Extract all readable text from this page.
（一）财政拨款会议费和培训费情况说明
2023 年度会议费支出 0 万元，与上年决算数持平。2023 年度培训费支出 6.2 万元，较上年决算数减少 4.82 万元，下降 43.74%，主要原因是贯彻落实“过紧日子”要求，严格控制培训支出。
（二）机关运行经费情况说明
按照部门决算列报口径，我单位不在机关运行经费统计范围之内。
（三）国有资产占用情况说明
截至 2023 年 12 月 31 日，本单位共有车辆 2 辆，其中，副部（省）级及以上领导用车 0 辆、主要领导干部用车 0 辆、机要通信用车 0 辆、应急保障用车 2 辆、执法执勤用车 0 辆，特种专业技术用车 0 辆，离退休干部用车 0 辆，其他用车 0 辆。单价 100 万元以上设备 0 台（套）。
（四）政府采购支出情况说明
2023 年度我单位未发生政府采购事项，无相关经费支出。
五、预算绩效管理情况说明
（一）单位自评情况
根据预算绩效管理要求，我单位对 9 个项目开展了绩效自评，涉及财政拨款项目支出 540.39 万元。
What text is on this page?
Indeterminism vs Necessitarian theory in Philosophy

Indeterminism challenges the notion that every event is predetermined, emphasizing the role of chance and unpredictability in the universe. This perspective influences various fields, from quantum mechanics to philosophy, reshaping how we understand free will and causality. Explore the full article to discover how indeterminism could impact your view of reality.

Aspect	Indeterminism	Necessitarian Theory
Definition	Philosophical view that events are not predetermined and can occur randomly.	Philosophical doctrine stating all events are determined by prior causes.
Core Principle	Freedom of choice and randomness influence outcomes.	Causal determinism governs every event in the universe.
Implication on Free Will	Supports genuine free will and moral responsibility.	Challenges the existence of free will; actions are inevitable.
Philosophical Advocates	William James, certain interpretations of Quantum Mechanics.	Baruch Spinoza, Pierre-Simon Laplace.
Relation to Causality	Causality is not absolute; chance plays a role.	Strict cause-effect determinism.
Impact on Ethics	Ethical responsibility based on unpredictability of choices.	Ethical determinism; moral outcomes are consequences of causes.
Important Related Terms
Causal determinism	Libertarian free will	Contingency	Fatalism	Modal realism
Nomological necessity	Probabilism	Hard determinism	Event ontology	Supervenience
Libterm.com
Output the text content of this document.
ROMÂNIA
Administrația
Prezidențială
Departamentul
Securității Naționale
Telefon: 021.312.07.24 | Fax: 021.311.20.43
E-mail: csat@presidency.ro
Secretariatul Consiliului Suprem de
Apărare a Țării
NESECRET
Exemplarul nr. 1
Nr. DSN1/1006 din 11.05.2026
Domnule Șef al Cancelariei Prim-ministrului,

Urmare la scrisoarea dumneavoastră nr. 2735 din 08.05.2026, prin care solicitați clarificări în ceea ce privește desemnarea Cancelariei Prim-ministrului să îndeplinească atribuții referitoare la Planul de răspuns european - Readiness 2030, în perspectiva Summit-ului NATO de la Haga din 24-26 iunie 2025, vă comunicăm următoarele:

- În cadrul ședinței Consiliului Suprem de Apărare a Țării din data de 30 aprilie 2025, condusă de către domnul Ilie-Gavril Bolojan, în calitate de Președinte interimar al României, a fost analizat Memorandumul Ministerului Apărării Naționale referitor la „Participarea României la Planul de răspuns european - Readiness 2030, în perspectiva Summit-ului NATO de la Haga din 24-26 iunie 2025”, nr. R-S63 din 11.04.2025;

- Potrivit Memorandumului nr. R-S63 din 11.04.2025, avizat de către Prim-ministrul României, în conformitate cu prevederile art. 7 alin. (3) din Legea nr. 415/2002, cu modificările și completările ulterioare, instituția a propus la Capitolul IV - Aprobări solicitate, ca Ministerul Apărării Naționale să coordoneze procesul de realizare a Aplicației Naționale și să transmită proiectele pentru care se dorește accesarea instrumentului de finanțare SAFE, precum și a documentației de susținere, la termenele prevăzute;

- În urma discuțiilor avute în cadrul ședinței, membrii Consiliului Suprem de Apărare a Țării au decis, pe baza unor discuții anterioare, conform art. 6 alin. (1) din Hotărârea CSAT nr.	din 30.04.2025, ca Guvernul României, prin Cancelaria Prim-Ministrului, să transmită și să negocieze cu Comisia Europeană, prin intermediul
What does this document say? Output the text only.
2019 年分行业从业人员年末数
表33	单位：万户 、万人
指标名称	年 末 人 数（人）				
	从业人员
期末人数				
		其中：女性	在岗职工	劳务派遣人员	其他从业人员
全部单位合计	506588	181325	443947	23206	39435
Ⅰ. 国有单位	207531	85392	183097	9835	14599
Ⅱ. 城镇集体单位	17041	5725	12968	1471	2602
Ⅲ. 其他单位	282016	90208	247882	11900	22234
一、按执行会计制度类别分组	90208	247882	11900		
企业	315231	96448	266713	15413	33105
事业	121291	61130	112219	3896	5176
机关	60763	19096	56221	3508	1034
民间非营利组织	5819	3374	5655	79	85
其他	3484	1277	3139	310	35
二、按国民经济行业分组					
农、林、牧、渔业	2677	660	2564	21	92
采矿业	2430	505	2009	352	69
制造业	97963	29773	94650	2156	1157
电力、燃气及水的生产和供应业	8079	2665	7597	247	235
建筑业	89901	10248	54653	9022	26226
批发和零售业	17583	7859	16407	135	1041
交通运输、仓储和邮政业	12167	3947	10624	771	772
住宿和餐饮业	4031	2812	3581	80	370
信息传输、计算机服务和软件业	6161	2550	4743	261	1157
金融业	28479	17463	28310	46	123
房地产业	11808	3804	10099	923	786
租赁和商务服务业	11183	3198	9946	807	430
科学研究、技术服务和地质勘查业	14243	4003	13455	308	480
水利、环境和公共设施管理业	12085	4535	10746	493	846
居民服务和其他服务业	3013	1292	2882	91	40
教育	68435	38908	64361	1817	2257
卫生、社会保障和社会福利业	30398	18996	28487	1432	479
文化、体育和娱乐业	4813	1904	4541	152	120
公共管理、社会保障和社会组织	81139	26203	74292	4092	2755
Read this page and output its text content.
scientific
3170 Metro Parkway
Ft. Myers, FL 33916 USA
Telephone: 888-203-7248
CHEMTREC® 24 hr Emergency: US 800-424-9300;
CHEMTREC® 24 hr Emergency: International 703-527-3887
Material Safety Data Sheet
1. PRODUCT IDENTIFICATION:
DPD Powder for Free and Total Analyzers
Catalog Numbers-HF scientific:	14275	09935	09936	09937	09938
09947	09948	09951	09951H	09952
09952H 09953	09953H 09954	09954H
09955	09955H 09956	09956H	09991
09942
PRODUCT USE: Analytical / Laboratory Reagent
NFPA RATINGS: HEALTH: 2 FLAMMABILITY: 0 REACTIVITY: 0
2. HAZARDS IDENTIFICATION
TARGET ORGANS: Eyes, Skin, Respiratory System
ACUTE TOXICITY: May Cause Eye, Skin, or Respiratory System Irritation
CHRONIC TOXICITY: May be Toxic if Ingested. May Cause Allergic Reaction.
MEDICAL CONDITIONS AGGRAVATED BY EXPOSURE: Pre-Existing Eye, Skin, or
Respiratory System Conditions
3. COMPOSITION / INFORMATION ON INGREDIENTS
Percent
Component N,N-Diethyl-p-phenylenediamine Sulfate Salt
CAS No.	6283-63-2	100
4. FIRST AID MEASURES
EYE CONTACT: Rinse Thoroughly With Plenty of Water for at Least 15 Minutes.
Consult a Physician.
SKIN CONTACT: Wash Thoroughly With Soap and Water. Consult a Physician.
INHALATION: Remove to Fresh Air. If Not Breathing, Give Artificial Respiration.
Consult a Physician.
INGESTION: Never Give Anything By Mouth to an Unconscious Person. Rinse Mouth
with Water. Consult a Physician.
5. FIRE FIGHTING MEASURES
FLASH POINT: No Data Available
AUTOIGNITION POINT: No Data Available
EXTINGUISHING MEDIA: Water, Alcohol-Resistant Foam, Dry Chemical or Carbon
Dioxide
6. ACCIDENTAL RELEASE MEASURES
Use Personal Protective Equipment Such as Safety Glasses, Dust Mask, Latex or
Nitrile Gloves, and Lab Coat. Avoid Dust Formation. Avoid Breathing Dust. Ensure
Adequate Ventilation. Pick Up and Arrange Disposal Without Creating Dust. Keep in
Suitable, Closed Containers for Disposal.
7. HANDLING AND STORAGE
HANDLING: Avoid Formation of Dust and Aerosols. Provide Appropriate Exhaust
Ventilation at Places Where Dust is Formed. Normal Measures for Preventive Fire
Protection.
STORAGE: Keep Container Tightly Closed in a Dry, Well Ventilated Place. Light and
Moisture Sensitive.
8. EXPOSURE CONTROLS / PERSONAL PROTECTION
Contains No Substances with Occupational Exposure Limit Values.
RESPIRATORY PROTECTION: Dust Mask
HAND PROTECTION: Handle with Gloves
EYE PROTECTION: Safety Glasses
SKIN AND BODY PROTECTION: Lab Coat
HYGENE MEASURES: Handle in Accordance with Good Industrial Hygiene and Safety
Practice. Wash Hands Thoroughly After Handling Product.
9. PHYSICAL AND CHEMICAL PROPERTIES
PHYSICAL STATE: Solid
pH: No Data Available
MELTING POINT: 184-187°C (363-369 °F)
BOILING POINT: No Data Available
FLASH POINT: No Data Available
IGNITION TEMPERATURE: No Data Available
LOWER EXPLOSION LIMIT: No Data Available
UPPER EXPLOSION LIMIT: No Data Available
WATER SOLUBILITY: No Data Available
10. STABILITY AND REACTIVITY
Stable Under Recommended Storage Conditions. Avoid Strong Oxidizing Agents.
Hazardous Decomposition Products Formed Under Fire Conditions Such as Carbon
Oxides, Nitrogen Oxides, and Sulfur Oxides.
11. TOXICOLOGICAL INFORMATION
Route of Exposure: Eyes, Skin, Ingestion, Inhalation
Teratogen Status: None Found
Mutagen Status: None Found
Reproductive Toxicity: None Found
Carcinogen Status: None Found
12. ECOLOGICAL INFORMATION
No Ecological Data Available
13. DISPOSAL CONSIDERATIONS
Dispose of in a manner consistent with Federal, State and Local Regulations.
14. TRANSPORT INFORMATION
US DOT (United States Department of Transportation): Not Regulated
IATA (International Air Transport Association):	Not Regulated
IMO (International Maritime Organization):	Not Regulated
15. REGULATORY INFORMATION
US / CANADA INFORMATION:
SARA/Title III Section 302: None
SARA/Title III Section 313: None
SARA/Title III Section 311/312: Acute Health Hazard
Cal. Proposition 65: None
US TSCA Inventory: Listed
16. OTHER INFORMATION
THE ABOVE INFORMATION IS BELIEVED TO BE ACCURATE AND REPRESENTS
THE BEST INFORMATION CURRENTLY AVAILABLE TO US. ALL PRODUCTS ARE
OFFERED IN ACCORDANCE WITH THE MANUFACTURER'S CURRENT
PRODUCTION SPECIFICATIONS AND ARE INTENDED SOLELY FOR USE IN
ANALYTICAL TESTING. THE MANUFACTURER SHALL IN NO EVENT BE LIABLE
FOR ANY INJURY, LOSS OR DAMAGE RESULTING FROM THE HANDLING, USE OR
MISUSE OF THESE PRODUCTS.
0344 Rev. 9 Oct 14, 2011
::::
JOB: Go over the records above and tally the lines with the word "INFORMATION" in them. Give the number alone.

OUTPUT BELOW: 9